→ What is asked
Identify the lines that contain the word "this" and copy each one.

## start Exercise materials

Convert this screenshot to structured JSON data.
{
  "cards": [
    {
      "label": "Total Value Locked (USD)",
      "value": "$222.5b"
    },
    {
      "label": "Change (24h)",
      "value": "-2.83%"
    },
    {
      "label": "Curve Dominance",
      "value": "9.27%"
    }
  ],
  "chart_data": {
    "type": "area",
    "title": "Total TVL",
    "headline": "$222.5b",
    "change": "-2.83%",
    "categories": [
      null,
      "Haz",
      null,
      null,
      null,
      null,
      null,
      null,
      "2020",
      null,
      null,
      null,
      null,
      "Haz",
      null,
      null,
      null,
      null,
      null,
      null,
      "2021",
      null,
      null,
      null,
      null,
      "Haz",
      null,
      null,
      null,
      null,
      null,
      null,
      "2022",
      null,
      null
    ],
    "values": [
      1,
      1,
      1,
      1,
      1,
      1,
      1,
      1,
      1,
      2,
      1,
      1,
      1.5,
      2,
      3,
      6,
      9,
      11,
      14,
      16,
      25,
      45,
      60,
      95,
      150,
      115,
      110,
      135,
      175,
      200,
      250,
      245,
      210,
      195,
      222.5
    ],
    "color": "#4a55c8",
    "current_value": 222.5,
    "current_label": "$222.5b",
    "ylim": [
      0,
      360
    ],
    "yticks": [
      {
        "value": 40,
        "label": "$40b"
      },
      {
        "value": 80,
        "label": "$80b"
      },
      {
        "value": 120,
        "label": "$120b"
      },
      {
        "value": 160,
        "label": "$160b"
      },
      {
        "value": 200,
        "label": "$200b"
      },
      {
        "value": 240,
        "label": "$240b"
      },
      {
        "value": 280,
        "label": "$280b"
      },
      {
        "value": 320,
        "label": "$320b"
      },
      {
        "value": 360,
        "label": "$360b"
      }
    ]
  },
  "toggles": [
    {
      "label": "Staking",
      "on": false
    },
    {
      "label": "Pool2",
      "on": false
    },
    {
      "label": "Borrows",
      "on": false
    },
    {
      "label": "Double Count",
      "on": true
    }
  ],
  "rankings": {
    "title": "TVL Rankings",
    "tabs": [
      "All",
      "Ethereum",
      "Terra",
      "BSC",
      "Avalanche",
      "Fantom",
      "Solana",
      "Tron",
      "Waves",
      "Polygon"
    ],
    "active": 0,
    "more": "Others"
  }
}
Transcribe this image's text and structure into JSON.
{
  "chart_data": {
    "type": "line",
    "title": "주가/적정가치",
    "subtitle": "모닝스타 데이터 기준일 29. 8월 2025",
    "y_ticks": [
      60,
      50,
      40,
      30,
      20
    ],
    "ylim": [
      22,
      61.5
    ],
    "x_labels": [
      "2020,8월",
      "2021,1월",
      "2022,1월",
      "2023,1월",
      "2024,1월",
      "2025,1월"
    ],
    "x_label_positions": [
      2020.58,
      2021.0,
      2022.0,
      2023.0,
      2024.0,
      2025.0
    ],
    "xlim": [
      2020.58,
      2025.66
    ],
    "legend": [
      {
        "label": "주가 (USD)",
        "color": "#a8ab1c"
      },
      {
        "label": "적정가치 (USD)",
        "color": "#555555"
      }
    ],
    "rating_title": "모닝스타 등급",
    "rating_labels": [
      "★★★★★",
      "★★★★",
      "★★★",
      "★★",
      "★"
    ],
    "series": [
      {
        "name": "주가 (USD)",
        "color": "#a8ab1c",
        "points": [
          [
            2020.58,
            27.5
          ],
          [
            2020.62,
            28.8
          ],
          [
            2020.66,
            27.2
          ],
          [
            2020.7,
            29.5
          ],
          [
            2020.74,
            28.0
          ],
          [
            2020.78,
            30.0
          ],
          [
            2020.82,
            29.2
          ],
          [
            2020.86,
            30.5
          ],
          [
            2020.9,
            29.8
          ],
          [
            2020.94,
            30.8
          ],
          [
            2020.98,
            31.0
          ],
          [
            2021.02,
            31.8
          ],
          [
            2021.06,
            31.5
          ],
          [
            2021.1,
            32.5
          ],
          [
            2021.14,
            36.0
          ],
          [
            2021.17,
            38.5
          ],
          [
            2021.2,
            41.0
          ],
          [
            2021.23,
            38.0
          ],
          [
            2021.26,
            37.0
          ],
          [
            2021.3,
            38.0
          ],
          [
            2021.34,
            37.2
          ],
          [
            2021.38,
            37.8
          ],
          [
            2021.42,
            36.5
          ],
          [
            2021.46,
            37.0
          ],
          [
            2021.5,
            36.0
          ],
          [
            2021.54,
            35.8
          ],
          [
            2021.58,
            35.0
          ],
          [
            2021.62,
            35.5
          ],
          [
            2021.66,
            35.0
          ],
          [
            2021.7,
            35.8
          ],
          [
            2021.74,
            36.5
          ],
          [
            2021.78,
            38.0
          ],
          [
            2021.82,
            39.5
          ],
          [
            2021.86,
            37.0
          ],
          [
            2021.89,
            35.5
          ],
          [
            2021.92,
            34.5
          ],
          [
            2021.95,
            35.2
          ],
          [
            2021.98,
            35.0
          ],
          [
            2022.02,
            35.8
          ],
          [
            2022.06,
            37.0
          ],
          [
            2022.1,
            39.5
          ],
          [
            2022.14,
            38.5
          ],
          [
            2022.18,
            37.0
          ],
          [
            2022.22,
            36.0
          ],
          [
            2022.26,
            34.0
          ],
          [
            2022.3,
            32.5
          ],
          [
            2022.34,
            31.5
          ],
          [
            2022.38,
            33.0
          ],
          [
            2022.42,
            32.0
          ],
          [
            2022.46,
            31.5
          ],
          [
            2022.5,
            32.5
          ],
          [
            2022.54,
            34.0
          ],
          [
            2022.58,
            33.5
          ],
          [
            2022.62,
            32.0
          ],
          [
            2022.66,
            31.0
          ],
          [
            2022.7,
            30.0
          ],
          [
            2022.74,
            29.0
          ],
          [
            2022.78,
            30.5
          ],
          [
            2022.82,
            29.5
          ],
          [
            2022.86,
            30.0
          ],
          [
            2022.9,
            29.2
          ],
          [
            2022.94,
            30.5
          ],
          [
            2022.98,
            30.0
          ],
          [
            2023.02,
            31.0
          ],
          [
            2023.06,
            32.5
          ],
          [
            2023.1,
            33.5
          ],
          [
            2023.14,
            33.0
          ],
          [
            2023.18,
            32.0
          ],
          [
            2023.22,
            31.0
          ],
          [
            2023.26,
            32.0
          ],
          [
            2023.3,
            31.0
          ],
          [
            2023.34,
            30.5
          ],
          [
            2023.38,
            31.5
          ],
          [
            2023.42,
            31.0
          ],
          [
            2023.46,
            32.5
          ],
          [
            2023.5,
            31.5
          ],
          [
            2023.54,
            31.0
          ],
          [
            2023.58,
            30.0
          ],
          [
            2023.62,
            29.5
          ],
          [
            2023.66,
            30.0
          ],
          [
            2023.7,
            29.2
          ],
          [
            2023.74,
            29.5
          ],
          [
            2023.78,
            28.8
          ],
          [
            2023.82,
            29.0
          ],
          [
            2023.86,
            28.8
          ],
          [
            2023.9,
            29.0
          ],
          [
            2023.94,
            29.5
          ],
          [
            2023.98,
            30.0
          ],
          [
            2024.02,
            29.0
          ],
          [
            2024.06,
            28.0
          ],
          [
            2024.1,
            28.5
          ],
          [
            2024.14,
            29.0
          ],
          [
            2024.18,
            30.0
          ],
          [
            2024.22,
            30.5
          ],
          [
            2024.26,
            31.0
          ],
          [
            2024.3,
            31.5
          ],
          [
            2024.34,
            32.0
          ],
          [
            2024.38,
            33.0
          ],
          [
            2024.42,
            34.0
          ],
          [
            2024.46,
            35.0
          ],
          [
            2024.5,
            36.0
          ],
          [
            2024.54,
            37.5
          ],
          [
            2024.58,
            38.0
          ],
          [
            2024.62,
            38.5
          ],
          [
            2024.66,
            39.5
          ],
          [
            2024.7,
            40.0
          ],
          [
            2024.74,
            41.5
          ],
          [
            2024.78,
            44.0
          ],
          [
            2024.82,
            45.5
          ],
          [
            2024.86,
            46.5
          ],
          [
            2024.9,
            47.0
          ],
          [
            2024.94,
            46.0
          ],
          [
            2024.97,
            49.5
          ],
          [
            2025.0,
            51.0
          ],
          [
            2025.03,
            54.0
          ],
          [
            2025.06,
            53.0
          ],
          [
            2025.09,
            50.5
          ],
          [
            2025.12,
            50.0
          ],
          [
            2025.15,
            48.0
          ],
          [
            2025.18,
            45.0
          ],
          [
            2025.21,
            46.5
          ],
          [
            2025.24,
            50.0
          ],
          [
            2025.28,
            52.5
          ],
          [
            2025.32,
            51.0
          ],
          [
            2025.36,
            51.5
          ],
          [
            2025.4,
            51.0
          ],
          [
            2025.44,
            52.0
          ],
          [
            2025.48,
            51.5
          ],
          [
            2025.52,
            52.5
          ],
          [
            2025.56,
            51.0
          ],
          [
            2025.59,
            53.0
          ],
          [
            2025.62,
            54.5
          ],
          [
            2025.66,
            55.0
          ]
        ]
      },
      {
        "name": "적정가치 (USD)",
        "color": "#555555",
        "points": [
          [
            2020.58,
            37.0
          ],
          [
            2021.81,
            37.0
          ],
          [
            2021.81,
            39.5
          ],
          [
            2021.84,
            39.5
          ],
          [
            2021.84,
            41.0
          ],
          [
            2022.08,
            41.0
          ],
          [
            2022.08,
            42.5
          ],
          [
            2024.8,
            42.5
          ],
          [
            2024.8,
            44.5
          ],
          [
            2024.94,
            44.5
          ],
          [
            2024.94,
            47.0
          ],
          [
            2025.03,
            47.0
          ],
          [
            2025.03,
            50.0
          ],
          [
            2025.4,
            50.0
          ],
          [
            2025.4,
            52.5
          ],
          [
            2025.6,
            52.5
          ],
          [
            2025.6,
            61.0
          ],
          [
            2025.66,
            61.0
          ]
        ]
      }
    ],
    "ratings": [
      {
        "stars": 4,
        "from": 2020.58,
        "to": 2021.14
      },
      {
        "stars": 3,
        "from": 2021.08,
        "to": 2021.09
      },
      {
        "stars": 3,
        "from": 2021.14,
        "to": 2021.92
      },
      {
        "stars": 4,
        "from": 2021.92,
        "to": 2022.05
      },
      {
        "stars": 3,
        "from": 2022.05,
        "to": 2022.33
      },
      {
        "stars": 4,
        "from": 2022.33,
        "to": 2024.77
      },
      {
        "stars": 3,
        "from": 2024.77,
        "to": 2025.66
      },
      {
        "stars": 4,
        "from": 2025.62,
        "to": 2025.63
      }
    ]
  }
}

## end Exercise materials

→ Response to the task
Convert this screenshot to structured JSON data.
Transcribe this image's text and structure into JSON.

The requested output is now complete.